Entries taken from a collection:
-- Begin --

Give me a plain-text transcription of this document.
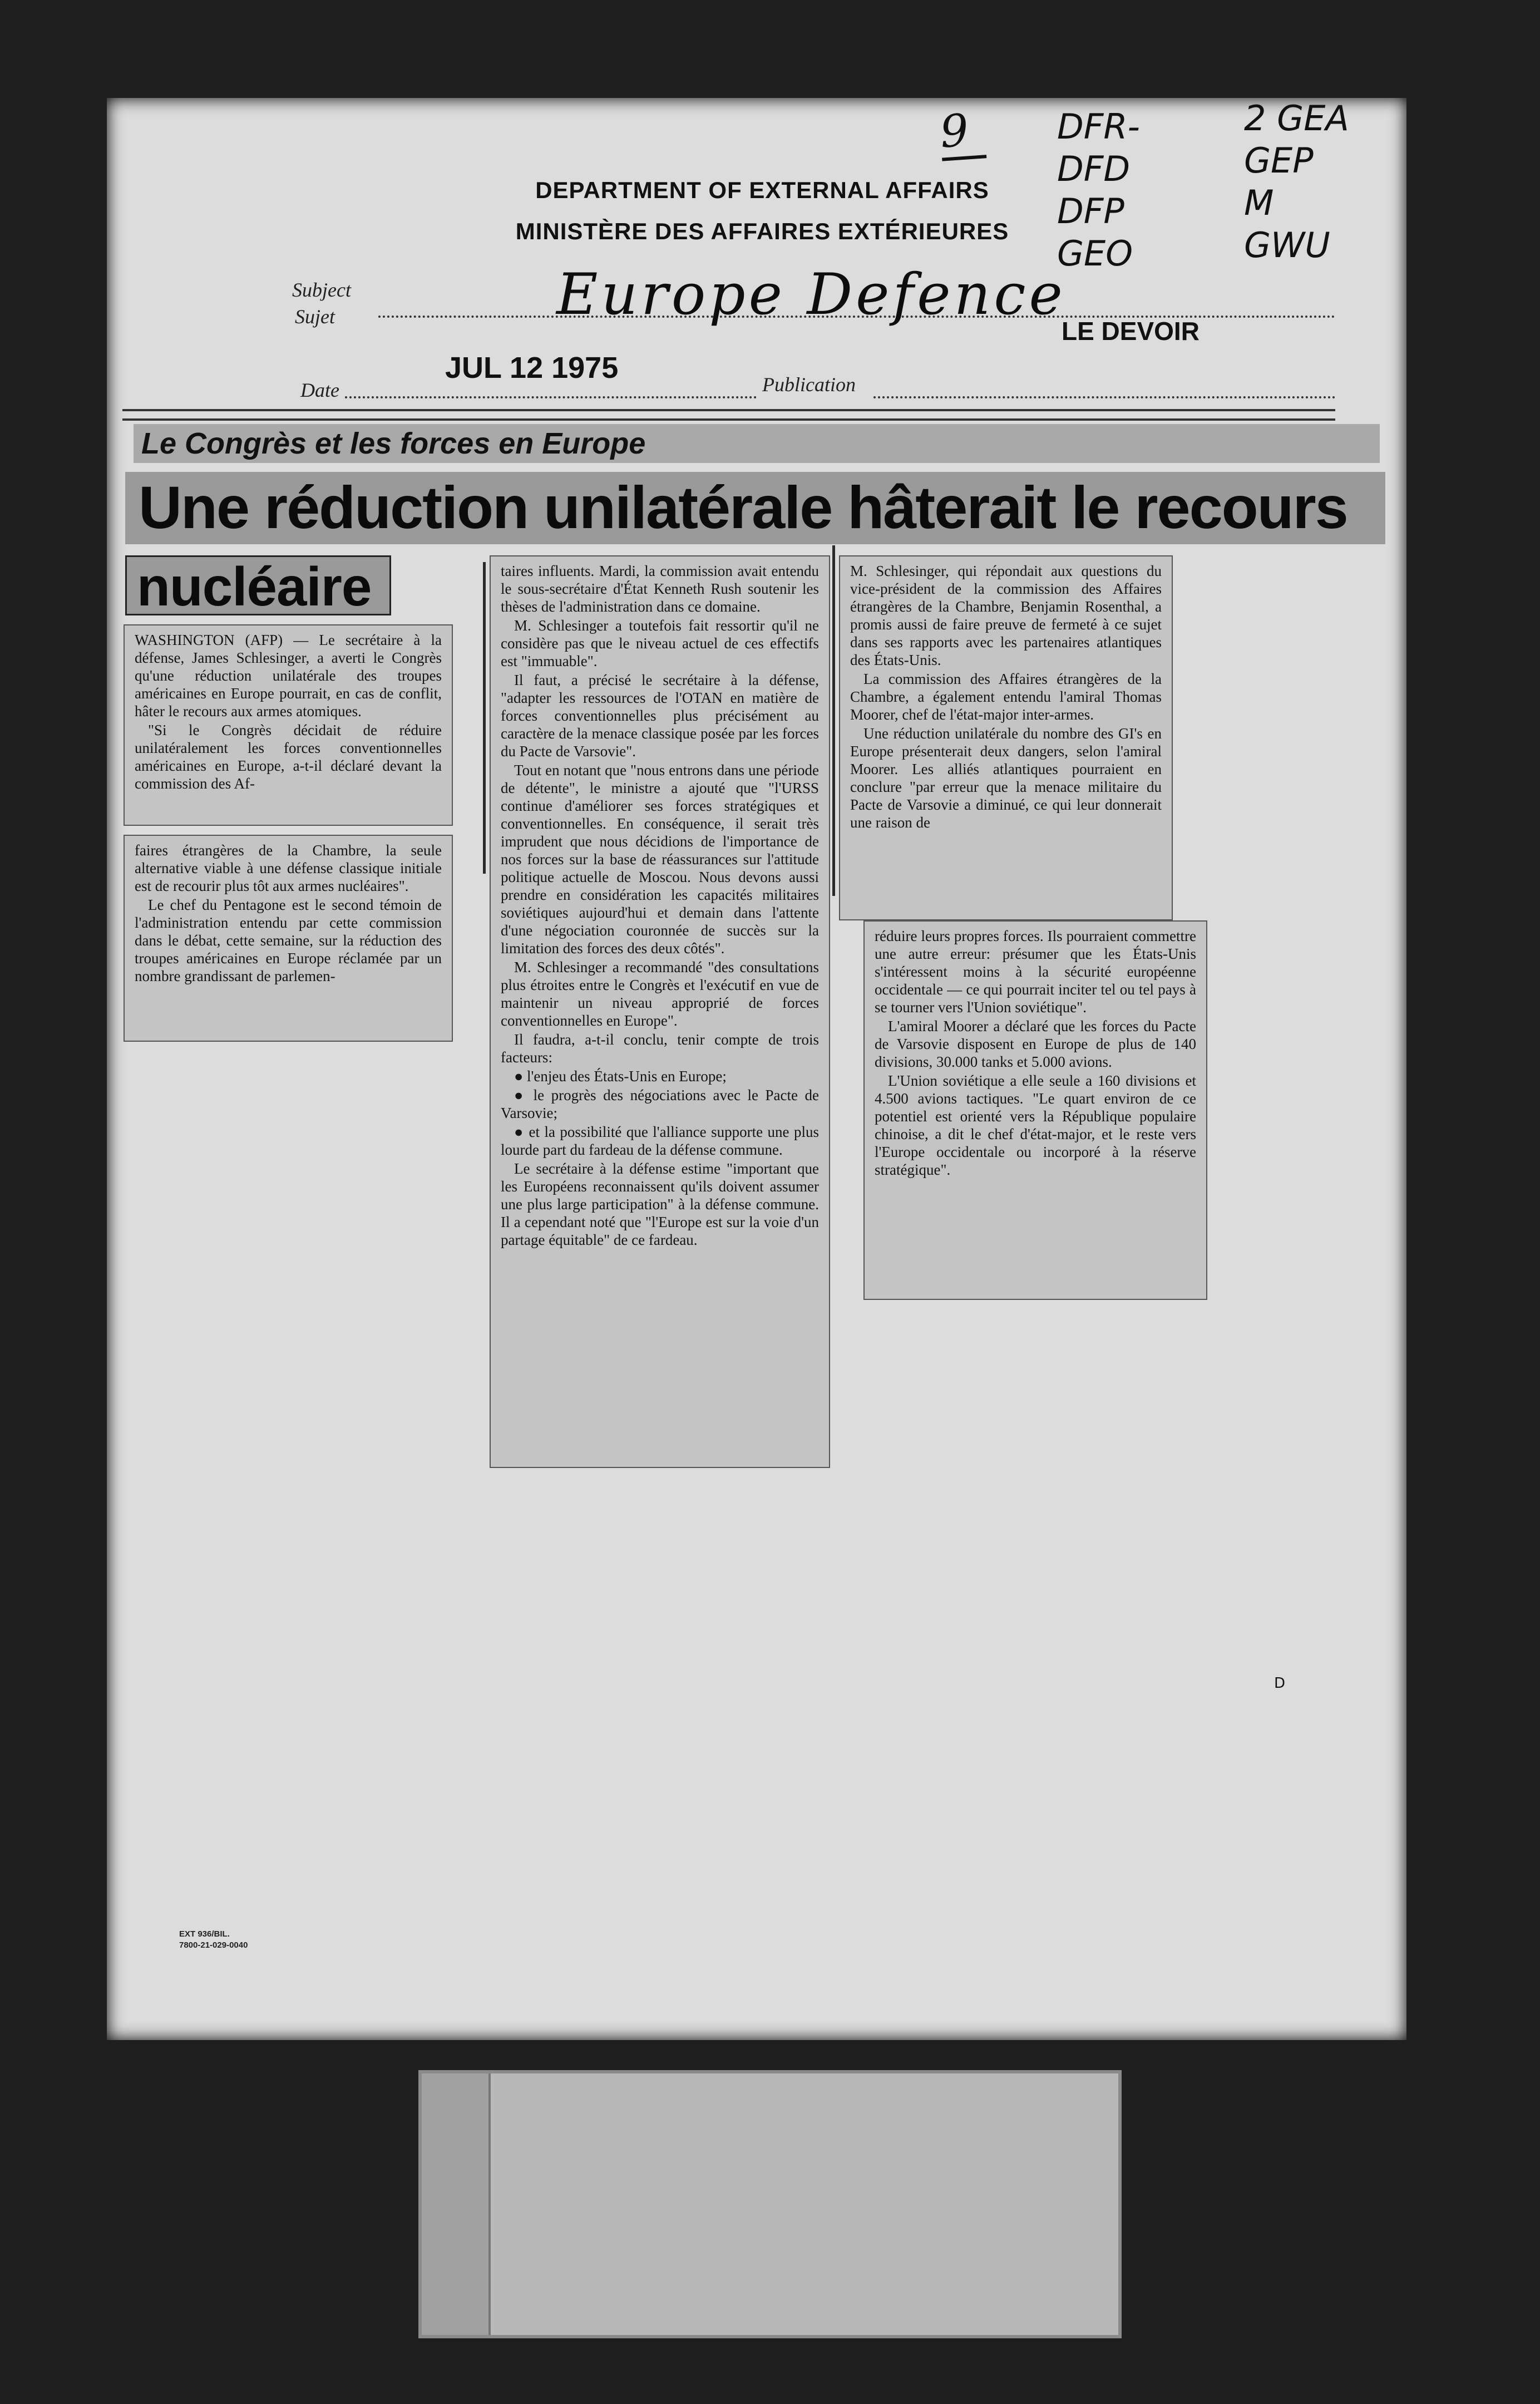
9	DFR-
DFD
DFP
GEO
2 GEA
GEP
M
GWU
DEPARTMENT OF EXTERNAL AFFAIRS
MINISTÈRE DES AFFAIRES EXTÉRIEURES
Subject
Sujet	Europe Defence
LE DEVOIR
JUL 12 1975
Date	Publication
Le Congrès et les forces en Europe
Une réduction unilatérale hâterait le recours
nucléaire

WASHINGTON (AFP) — Le secrétaire à la défense, James Schlesinger, a averti le Congrès qu'une réduction unilatérale des troupes américaines en Europe pourrait, en cas de conflit, hâter le recours aux armes atomiques.

"Si le Congrès décidait de réduire unilatéralement les forces conventionnelles américaines en Europe, a-t-il déclaré devant la commission des Af-

faires étrangères de la Chambre, la seule alternative viable à une défense classique initiale est de recourir plus tôt aux armes nucléaires".

Le chef du Pentagone est le second témoin de l'administration entendu par cette commission dans le débat, cette semaine, sur la réduction des troupes américaines en Europe réclamée par un nombre grandissant de parlemen-

taires influents. Mardi, la commission avait entendu le sous-secrétaire d'État Kenneth Rush soutenir les thèses de l'administration dans ce domaine.

M. Schlesinger a toutefois fait ressortir qu'il ne considère pas que le niveau actuel de ces effectifs est "immuable".

Il faut, a précisé le secrétaire à la défense, "adapter les ressources de l'OTAN en matière de forces conventionnelles plus précisément au caractère de la menace classique posée par les forces du Pacte de Varsovie".

Tout en notant que "nous entrons dans une période de détente", le ministre a ajouté que "l'URSS continue d'améliorer ses forces stratégiques et conventionnelles. En conséquence, il serait très imprudent que nous décidions de l'importance de nos forces sur la base de réassurances sur l'attitude politique actuelle de Moscou. Nous devons aussi prendre en considération les capacités militaires soviétiques aujourd'hui et demain dans l'attente d'une négociation couronnée de succès sur la limitation des forces des deux côtés".

M. Schlesinger a recommandé "des consultations plus étroites entre le Congrès et l'exécutif en vue de maintenir un niveau approprié de forces conventionnelles en Europe".

Il faudra, a-t-il conclu, tenir compte de trois facteurs:

● l'enjeu des États-Unis en Europe;

● le progrès des négociations avec le Pacte de Varsovie;

● et la possibilité que l'alliance supporte une plus lourde part du fardeau de la défense commune.

Le secrétaire à la défense estime "important que les Européens reconnaissent qu'ils doivent assumer une plus large participation" à la défense commune. Il a cependant noté que "l'Europe est sur la voie d'un partage équitable" de ce fardeau.

M. Schlesinger, qui répondait aux questions du vice-président de la commission des Affaires étrangères de la Chambre, Benjamin Rosenthal, a promis aussi de faire preuve de fermeté à ce sujet dans ses rapports avec les partenaires atlantiques des États-Unis.

La commission des Affaires étrangères de la Chambre, a également entendu l'amiral Thomas Moorer, chef de l'état-major inter-armes.

Une réduction unilatérale du nombre des GI's en Europe présenterait deux dangers, selon l'amiral Moorer. Les alliés atlantiques pourraient en conclure "par erreur que la menace militaire du Pacte de Varsovie a diminué, ce qui leur donnerait une raison de

réduire leurs propres forces. Ils pourraient commettre une autre erreur: présumer que les États-Unis s'intéressent moins à la sécurité européenne occidentale — ce qui pourrait inciter tel ou tel pays à se tourner vers l'Union soviétique".

L'amiral Moorer a déclaré que les forces du Pacte de Varsovie disposent en Europe de plus de 140 divisions, 30.000 tanks et 5.000 avions.

L'Union soviétique a elle seule a 160 divisions et 4.500 avions tactiques. "Le quart environ de ce potentiel est orienté vers la République populaire chinoise, a dit le chef d'état-major, et le reste vers l'Europe occidentale ou incorporé à la réserve stratégique".

D
EXT 936/BIL.
7800-21-029-0040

-- End --

Problem statement:
Write out each line again precisely as it appears, skipping every picture.

Solution to this exercise:
Give me a plain-text transcription of this document.
9	DFR-
DFD
DFP
GEO
2 GEA
GEP
M
GWU
DEPARTMENT OF EXTERNAL AFFAIRS
MINISTÈRE DES AFFAIRES EXTÉRIEURES
Subject
Sujet	Europe Defence
LE DEVOIR
JUL 12 1975
Date	Publication
Le Congrès et les forces en Europe
Une réduction unilatérale hâterait le recours
nucléaire

WASHINGTON (AFP) — Le secrétaire à la défense, James Schlesinger, a averti le Congrès qu'une réduction unilatérale des troupes américaines en Europe pourrait, en cas de conflit, hâter le recours aux armes atomiques.

"Si le Congrès décidait de réduire unilatéralement les forces conventionnelles américaines en Europe, a-t-il déclaré devant la commission des Af-

faires étrangères de la Chambre, la seule alternative viable à une défense classique initiale est de recourir plus tôt aux armes nucléaires".

Le chef du Pentagone est le second témoin de l'administration entendu par cette commission dans le débat, cette semaine, sur la réduction des troupes américaines en Europe réclamée par un nombre grandissant de parlemen-

taires influents. Mardi, la commission avait entendu le sous-secrétaire d'État Kenneth Rush soutenir les thèses de l'administration dans ce domaine.

M. Schlesinger a toutefois fait ressortir qu'il ne considère pas que le niveau actuel de ces effectifs est "immuable".

Il faut, a précisé le secrétaire à la défense, "adapter les ressources de l'OTAN en matière de forces conventionnelles plus précisément au caractère de la menace classique posée par les forces du Pacte de Varsovie".

Tout en notant que "nous entrons dans une période de détente", le ministre a ajouté que "l'URSS continue d'améliorer ses forces stratégiques et conventionnelles. En conséquence, il serait très imprudent que nous décidions de l'importance de nos forces sur la base de réassurances sur l'attitude politique actuelle de Moscou. Nous devons aussi prendre en considération les capacités militaires soviétiques aujourd'hui et demain dans l'attente d'une négociation couronnée de succès sur la limitation des forces des deux côtés".

M. Schlesinger a recommandé "des consultations plus étroites entre le Congrès et l'exécutif en vue de maintenir un niveau approprié de forces conventionnelles en Europe".

Il faudra, a-t-il conclu, tenir compte de trois facteurs:

● l'enjeu des États-Unis en Europe;

● le progrès des négociations avec le Pacte de Varsovie;

● et la possibilité que l'alliance supporte une plus lourde part du fardeau de la défense commune.

Le secrétaire à la défense estime "important que les Européens reconnaissent qu'ils doivent assumer une plus large participation" à la défense commune. Il a cependant noté que "l'Europe est sur la voie d'un partage équitable" de ce fardeau.

M. Schlesinger, qui répondait aux questions du vice-président de la commission des Affaires étrangères de la Chambre, Benjamin Rosenthal, a promis aussi de faire preuve de fermeté à ce sujet dans ses rapports avec les partenaires atlantiques des États-Unis.

La commission des Affaires étrangères de la Chambre, a également entendu l'amiral Thomas Moorer, chef de l'état-major inter-armes.

Une réduction unilatérale du nombre des GI's en Europe présenterait deux dangers, selon l'amiral Moorer. Les alliés atlantiques pourraient en conclure "par erreur que la menace militaire du Pacte de Varsovie a diminué, ce qui leur donnerait une raison de

réduire leurs propres forces. Ils pourraient commettre une autre erreur: présumer que les États-Unis s'intéressent moins à la sécurité européenne occidentale — ce qui pourrait inciter tel ou tel pays à se tourner vers l'Union soviétique".

L'amiral Moorer a déclaré que les forces du Pacte de Varsovie disposent en Europe de plus de 140 divisions, 30.000 tanks et 5.000 avions.

L'Union soviétique a elle seule a 160 divisions et 4.500 avions tactiques. "Le quart environ de ce potentiel est orienté vers la République populaire chinoise, a dit le chef d'état-major, et le reste vers l'Europe occidentale ou incorporé à la réserve stratégique".

D
EXT 936/BIL.
7800-21-029-0040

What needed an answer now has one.